Dataset items:
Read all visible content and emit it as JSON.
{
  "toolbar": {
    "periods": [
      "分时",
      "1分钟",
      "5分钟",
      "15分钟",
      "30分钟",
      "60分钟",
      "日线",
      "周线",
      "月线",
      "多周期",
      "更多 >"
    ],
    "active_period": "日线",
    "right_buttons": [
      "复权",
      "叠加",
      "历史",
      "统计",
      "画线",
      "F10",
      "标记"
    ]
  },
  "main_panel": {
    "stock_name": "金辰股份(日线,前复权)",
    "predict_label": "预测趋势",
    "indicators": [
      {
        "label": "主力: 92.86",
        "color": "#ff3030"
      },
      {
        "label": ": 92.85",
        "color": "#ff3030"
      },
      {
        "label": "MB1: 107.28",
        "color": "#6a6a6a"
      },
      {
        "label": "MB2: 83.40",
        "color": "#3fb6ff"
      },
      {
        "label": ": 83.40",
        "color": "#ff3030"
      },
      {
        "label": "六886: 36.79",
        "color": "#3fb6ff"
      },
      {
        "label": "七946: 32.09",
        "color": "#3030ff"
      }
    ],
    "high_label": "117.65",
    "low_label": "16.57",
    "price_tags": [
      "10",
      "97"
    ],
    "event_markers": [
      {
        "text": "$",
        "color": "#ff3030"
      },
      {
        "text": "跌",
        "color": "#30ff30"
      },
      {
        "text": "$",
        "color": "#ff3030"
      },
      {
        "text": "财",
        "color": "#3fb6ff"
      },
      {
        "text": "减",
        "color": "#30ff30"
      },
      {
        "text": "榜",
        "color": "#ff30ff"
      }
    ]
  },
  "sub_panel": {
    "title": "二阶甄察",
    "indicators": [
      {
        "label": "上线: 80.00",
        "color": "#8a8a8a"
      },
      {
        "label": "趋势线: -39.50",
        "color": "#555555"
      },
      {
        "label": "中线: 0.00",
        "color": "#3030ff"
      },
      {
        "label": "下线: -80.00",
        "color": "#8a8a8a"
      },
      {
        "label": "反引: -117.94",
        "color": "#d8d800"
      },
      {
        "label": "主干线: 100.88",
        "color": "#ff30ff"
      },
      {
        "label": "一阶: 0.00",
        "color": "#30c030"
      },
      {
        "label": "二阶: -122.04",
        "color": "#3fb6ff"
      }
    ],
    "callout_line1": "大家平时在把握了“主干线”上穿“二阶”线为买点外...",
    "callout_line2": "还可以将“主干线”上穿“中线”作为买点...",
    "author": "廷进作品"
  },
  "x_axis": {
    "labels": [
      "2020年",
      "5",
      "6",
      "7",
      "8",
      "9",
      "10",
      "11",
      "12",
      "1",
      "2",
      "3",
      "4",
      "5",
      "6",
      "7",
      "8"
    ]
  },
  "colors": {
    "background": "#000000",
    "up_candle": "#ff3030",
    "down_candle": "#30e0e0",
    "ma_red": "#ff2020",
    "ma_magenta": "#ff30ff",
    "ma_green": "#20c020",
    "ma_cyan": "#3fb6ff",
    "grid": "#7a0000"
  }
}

TASK INSTRUCTIONS
Your task is to transcribe the material exactly.

THE RESULT
Read all visible content and emit it as JSON.
{
  "toolbar": {
    "periods": [
      "分时",
      "1分钟",
      "5分钟",
      "15分钟",
      "30分钟",
      "60分钟",
      "日线",
      "周线",
      "月线",
      "多周期",
      "更多 >"
    ],
    "active_period": "日线",
    "right_buttons": [
      "复权",
      "叠加",
      "历史",
      "统计",
      "画线",
      "F10",
      "标记"
    ]
  },
  "main_panel": {
    "stock_name": "金辰股份(日线,前复权)",
    "predict_label": "预测趋势",
    "indicators": [
      {
        "label": "主力: 92.86",
        "color": "#ff3030"
      },
      {
        "label": ": 92.85",
        "color": "#ff3030"
      },
      {
        "label": "MB1: 107.28",
        "color": "#6a6a6a"
      },
      {
        "label": "MB2: 83.40",
        "color": "#3fb6ff"
      },
      {
        "label": ": 83.40",
        "color": "#ff3030"
      },
      {
        "label": "六886: 36.79",
        "color": "#3fb6ff"
      },
      {
        "label": "七946: 32.09",
        "color": "#3030ff"
      }
    ],
    "high_label": "117.65",
    "low_label": "16.57",
    "price_tags": [
      "10",
      "97"
    ],
    "event_markers": [
      {
        "text": "$",
        "color": "#ff3030"
      },
      {
        "text": "跌",
        "color": "#30ff30"
      },
      {
        "text": "$",
        "color": "#ff3030"
      },
      {
        "text": "财",
        "color": "#3fb6ff"
      },
      {
        "text": "减",
        "color": "#30ff30"
      },
      {
        "text": "榜",
        "color": "#ff30ff"
      }
    ]
  },
  "sub_panel": {
    "title": "二阶甄察",
    "indicators": [
      {
        "label": "上线: 80.00",
        "color": "#8a8a8a"
      },
      {
        "label": "趋势线: -39.50",
        "color": "#555555"
      },
      {
        "label": "中线: 0.00",
        "color": "#3030ff"
      },
      {
        "label": "下线: -80.00",
        "color": "#8a8a8a"
      },
      {
        "label": "反引: -117.94",
        "color": "#d8d800"
      },
      {
        "label": "主干线: 100.88",
        "color": "#ff30ff"
      },
      {
        "label": "一阶: 0.00",
        "color": "#30c030"
      },
      {
        "label": "二阶: -122.04",
        "color": "#3fb6ff"
      }
    ],
    "callout_line1": "大家平时在把握了“主干线”上穿“二阶”线为买点外...",
    "callout_line2": "还可以将“主干线”上穿“中线”作为买点...",
    "author": "廷进作品"
  },
  "x_axis": {
    "labels": [
      "2020年",
      "5",
      "6",
      "7",
      "8",
      "9",
      "10",
      "11",
      "12",
      "1",
      "2",
      "3",
      "4",
      "5",
      "6",
      "7",
      "8"
    ]
  },
  "colors": {
    "background": "#000000",
    "up_candle": "#ff3030",
    "down_candle": "#30e0e0",
    "ma_red": "#ff2020",
    "ma_magenta": "#ff30ff",
    "ma_green": "#20c020",
    "ma_cyan": "#3fb6ff",
    "grid": "#7a0000"
  }
}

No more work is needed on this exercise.